ENTRIES:
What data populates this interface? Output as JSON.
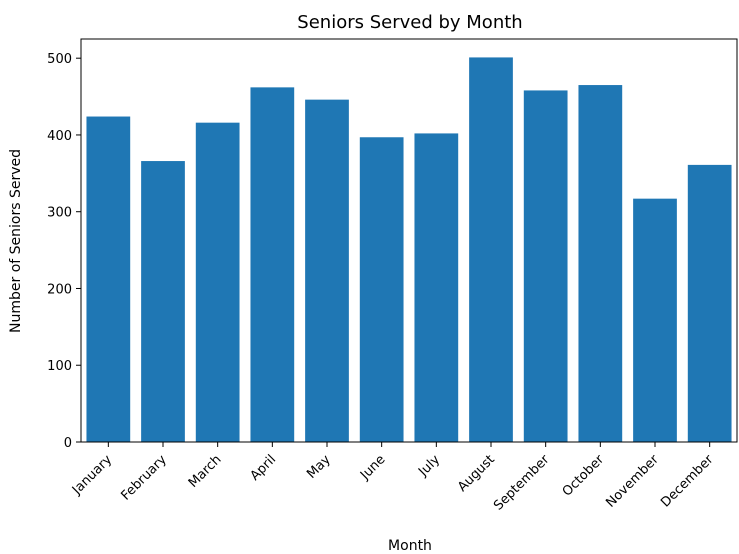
{
  "chart_data": {
    "type": "bar",
    "title": "Seniors Served by Month",
    "xlabel": "Month",
    "ylabel": "Number of Seniors Served",
    "categories": [
      "January",
      "February",
      "March",
      "April",
      "May",
      "June",
      "July",
      "August",
      "September",
      "October",
      "November",
      "December"
    ],
    "values": [
      424,
      366,
      416,
      462,
      446,
      397,
      402,
      501,
      458,
      465,
      317,
      361
    ],
    "ylim": [
      0,
      525
    ],
    "yticks": [
      0,
      100,
      200,
      300,
      400,
      500
    ],
    "grid": false,
    "legend": "none",
    "bar_color": "#1f77b4"
  }
}
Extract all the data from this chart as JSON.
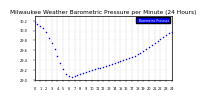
{
  "title": "Milwaukee Weather Barometric Pressure per Minute (24 Hours)",
  "title_fontsize": 4.2,
  "background_color": "#ffffff",
  "plot_bg_color": "#ffffff",
  "dot_color": "#0000ff",
  "dot_size": 1.2,
  "legend_label": "Barometric Pressure",
  "legend_color": "#0000ff",
  "ylim": [
    29.0,
    30.3
  ],
  "xlim": [
    0,
    1440
  ],
  "yticks": [
    29.0,
    29.2,
    29.4,
    29.6,
    29.8,
    30.0,
    30.2
  ],
  "ytick_labels": [
    "29.0",
    "29.2",
    "29.4",
    "29.6",
    "29.8",
    "30.0",
    "30.2"
  ],
  "xtick_positions": [
    0,
    60,
    120,
    180,
    240,
    300,
    360,
    420,
    480,
    540,
    600,
    660,
    720,
    780,
    840,
    900,
    960,
    1020,
    1080,
    1140,
    1200,
    1260,
    1320,
    1380,
    1440
  ],
  "xtick_labels": [
    "0",
    "1",
    "2",
    "3",
    "4",
    "5",
    "6",
    "7",
    "8",
    "9",
    "10",
    "11",
    "12",
    "13",
    "14",
    "15",
    "16",
    "17",
    "18",
    "19",
    "20",
    "21",
    "22",
    "23",
    "24"
  ],
  "grid_color": "#aaaaaa",
  "x_data": [
    0,
    30,
    60,
    90,
    120,
    150,
    180,
    210,
    240,
    270,
    300,
    330,
    360,
    390,
    420,
    450,
    480,
    510,
    540,
    570,
    600,
    630,
    660,
    690,
    720,
    750,
    780,
    810,
    840,
    870,
    900,
    930,
    960,
    990,
    1020,
    1050,
    1080,
    1110,
    1140,
    1170,
    1200,
    1230,
    1260,
    1290,
    1320,
    1350,
    1380,
    1410,
    1440
  ],
  "y_data": [
    30.18,
    30.14,
    30.1,
    30.05,
    29.96,
    29.85,
    29.75,
    29.62,
    29.48,
    29.35,
    29.22,
    29.12,
    29.08,
    29.06,
    29.08,
    29.1,
    29.12,
    29.14,
    29.16,
    29.18,
    29.2,
    29.22,
    29.24,
    29.25,
    29.26,
    29.28,
    29.3,
    29.32,
    29.34,
    29.36,
    29.38,
    29.4,
    29.42,
    29.44,
    29.46,
    29.48,
    29.52,
    29.55,
    29.58,
    29.62,
    29.66,
    29.7,
    29.74,
    29.78,
    29.82,
    29.86,
    29.9,
    29.94,
    29.96
  ]
}
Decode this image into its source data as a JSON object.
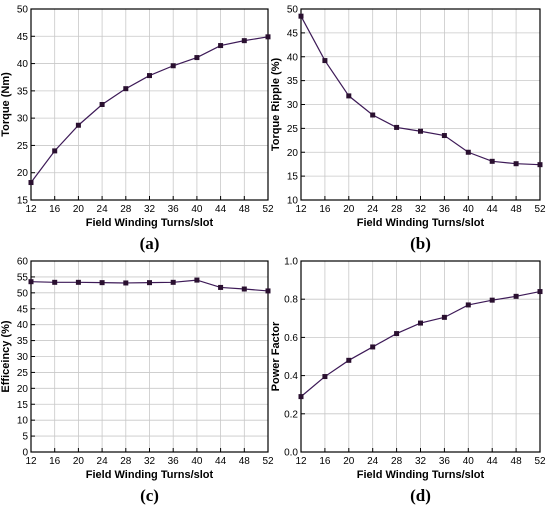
{
  "chart_data": [
    {
      "type": "line",
      "panel_label": "(a)",
      "xlabel": "Field Winding Turns/slot",
      "ylabel": "Torque (Nm)",
      "x": [
        12,
        16,
        20,
        24,
        28,
        32,
        36,
        40,
        44,
        48,
        52
      ],
      "values": [
        18.2,
        24.0,
        28.7,
        32.5,
        35.4,
        37.8,
        39.6,
        41.1,
        43.3,
        44.2,
        44.9
      ],
      "xlim": [
        12,
        52
      ],
      "ylim": [
        15,
        50
      ],
      "xticks": [
        "12",
        "16",
        "20",
        "24",
        "28",
        "32",
        "36",
        "40",
        "44",
        "48",
        "52"
      ],
      "yticks": [
        "15",
        "20",
        "25",
        "30",
        "35",
        "40",
        "45",
        "50"
      ],
      "grid": true,
      "color": "#3d1a57"
    },
    {
      "type": "line",
      "panel_label": "(b)",
      "xlabel": "Field Winding Turns/slot",
      "ylabel": "Torque Ripple (%)",
      "x": [
        12,
        16,
        20,
        24,
        28,
        32,
        36,
        40,
        44,
        48,
        52
      ],
      "values": [
        48.5,
        39.2,
        31.8,
        27.8,
        25.2,
        24.4,
        23.5,
        20.0,
        18.1,
        17.6,
        17.4
      ],
      "xlim": [
        12,
        52
      ],
      "ylim": [
        10,
        50
      ],
      "xticks": [
        "12",
        "16",
        "20",
        "24",
        "28",
        "32",
        "36",
        "40",
        "44",
        "48",
        "52"
      ],
      "yticks": [
        "10",
        "15",
        "20",
        "25",
        "30",
        "35",
        "40",
        "45",
        "50"
      ],
      "grid": true,
      "color": "#3d1a57"
    },
    {
      "type": "line",
      "panel_label": "(c)",
      "xlabel": "Field Winding Turns/slot",
      "ylabel": "Efficeincy (%)",
      "x": [
        12,
        16,
        20,
        24,
        28,
        32,
        36,
        40,
        44,
        48,
        52
      ],
      "values": [
        53.5,
        53.3,
        53.3,
        53.2,
        53.1,
        53.2,
        53.3,
        54.0,
        51.7,
        51.2,
        50.6
      ],
      "xlim": [
        12,
        52
      ],
      "ylim": [
        0,
        60
      ],
      "xticks": [
        "12",
        "16",
        "20",
        "24",
        "28",
        "32",
        "36",
        "40",
        "44",
        "48",
        "52"
      ],
      "yticks": [
        "0",
        "5",
        "10",
        "15",
        "20",
        "25",
        "30",
        "35",
        "40",
        "45",
        "50",
        "55",
        "60"
      ],
      "grid": true,
      "color": "#3d1a57"
    },
    {
      "type": "line",
      "panel_label": "(d)",
      "xlabel": "Field Winding Turns/slot",
      "ylabel": "Power Factor",
      "x": [
        12,
        16,
        20,
        24,
        28,
        32,
        36,
        40,
        44,
        48,
        52
      ],
      "values": [
        0.29,
        0.395,
        0.48,
        0.55,
        0.62,
        0.675,
        0.705,
        0.77,
        0.795,
        0.815,
        0.84
      ],
      "xlim": [
        12,
        52
      ],
      "ylim": [
        0,
        1.0
      ],
      "xticks": [
        "12",
        "16",
        "20",
        "24",
        "28",
        "32",
        "36",
        "40",
        "44",
        "48",
        "52"
      ],
      "yticks": [
        "0.0",
        "0.2",
        "0.4",
        "0.6",
        "0.8",
        "1.0"
      ],
      "grid": true,
      "color": "#3d1a57"
    }
  ]
}
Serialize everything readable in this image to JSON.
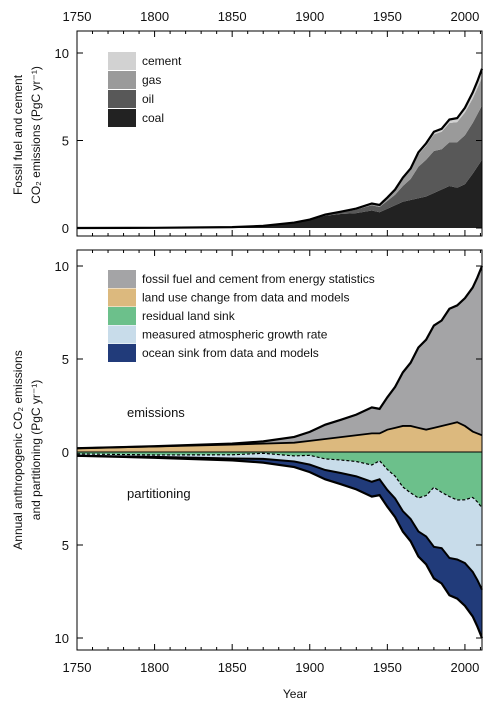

TASK TO COMPLETE:
Select and copy every line from the records that includes the word "Month".

FULL ANSWER:
    "title": "Seniors Served by Month",
    "xlabel": "Month",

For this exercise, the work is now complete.